- _Data for this exercise_:
########

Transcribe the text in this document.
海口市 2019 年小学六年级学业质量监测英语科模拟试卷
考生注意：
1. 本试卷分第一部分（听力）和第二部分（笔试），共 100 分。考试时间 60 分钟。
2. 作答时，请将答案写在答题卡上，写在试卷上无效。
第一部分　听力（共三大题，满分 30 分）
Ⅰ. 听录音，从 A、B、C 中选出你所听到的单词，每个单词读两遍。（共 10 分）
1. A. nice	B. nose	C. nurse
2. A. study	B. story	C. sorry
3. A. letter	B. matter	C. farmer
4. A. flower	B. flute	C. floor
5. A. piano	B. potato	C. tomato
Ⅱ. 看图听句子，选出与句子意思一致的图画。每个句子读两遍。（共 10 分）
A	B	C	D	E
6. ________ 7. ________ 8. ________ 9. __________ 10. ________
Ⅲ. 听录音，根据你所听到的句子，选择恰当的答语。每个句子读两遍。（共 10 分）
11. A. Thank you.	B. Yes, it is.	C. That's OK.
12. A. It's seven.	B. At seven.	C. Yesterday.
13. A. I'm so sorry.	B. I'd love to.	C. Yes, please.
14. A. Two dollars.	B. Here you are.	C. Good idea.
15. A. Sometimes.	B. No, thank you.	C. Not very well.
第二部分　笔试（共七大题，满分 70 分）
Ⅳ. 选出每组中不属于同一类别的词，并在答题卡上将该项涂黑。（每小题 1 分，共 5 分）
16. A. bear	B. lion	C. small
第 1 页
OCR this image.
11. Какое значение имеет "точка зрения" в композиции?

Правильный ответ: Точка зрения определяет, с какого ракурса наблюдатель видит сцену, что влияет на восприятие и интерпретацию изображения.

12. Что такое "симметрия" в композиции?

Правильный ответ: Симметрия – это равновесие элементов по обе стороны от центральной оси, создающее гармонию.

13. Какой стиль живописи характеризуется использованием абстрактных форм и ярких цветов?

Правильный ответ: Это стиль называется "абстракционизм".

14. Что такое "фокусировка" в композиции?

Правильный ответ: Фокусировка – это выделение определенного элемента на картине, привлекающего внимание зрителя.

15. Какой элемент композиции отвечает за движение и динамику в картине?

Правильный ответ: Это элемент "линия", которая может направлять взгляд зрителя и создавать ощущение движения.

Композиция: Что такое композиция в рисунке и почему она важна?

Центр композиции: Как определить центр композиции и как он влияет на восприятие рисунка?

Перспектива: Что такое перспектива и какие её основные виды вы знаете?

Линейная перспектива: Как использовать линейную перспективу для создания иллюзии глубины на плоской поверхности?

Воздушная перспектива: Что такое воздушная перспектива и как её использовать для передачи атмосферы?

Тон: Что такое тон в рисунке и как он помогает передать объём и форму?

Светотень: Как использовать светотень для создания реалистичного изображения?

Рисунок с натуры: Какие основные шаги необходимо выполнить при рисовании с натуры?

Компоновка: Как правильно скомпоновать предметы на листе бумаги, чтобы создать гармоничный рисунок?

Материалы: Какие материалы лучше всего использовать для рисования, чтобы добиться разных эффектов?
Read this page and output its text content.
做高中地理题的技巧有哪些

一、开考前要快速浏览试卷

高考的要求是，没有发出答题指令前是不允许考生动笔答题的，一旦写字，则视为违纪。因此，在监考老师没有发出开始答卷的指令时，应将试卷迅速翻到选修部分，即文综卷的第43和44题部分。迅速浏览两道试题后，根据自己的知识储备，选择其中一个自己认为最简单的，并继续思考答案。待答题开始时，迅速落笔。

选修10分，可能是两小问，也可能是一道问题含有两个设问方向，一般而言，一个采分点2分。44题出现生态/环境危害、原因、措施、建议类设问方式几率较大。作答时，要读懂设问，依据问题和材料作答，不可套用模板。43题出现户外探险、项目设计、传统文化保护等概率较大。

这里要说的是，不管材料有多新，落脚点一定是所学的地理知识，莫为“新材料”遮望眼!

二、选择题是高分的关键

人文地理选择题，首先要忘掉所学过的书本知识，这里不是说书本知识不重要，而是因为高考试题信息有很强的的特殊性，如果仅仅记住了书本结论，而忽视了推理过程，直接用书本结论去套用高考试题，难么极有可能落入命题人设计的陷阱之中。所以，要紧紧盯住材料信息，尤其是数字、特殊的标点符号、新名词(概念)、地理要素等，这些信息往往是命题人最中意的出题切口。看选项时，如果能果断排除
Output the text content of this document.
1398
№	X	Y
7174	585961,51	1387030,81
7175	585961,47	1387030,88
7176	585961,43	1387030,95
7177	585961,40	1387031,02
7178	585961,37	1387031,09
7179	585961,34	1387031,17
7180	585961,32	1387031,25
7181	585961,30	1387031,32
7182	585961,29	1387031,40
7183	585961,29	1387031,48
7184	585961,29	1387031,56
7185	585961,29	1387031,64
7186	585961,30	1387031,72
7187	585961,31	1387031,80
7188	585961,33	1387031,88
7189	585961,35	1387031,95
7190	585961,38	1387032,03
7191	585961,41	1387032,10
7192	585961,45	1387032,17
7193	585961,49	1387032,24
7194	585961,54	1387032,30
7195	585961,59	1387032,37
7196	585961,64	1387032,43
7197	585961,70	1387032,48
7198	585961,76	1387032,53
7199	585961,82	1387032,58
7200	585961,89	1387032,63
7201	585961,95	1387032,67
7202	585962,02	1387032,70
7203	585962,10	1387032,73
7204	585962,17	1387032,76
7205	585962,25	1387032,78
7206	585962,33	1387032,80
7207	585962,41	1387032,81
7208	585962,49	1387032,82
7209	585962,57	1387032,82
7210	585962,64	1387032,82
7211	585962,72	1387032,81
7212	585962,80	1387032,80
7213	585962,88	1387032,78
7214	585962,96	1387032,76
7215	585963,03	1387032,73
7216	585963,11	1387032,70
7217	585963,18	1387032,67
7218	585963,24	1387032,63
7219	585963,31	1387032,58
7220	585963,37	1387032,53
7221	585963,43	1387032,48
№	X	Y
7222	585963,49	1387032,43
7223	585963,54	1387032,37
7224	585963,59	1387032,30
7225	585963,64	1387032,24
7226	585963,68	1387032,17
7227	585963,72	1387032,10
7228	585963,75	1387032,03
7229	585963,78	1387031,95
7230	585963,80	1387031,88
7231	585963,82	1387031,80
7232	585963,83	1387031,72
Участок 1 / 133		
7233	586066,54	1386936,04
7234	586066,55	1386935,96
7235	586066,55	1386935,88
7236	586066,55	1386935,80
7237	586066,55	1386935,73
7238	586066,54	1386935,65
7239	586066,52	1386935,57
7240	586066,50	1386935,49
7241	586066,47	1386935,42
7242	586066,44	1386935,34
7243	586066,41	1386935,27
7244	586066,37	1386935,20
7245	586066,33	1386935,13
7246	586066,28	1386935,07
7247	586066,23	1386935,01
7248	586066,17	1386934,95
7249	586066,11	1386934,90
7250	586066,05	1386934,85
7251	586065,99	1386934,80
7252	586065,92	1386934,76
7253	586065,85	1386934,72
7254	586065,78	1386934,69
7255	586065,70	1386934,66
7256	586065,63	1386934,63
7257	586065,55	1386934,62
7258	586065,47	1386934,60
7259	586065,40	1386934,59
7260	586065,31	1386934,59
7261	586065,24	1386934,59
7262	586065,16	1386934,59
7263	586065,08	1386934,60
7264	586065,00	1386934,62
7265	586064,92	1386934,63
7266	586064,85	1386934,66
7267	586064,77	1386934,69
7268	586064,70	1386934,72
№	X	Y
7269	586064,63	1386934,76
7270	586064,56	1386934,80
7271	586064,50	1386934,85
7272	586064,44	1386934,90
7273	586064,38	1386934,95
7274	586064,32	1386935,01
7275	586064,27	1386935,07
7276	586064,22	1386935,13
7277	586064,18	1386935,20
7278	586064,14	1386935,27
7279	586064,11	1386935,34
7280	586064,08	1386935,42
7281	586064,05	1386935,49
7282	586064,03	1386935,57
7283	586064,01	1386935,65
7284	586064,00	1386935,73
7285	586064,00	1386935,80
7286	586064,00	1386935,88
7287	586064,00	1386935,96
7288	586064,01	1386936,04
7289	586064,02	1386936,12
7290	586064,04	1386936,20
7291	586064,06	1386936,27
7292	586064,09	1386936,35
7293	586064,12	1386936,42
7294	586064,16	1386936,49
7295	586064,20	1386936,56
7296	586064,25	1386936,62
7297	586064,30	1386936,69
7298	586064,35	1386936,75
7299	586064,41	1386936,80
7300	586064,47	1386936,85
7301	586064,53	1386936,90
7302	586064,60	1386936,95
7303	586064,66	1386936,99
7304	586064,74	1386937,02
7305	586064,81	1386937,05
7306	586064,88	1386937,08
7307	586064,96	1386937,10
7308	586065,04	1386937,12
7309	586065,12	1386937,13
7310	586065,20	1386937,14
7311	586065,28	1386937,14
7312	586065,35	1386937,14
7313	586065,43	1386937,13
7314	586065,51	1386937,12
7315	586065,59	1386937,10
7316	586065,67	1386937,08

########

Copy out every line of the listing that includes the string "такое".

- _Result below_:
12. Что такое "симметрия" в композиции?
14. Что такое "фокусировка" в композиции?
Композиция: Что такое композиция в рисунке и почему она важна?
Перспектива: Что такое перспектива и какие её основные виды вы знаете?
Воздушная перспектива: Что такое воздушная перспектива и как её использовать для передачи атмосферы?
Тон: Что такое тон в рисунке и как он помогает передать объём и форму?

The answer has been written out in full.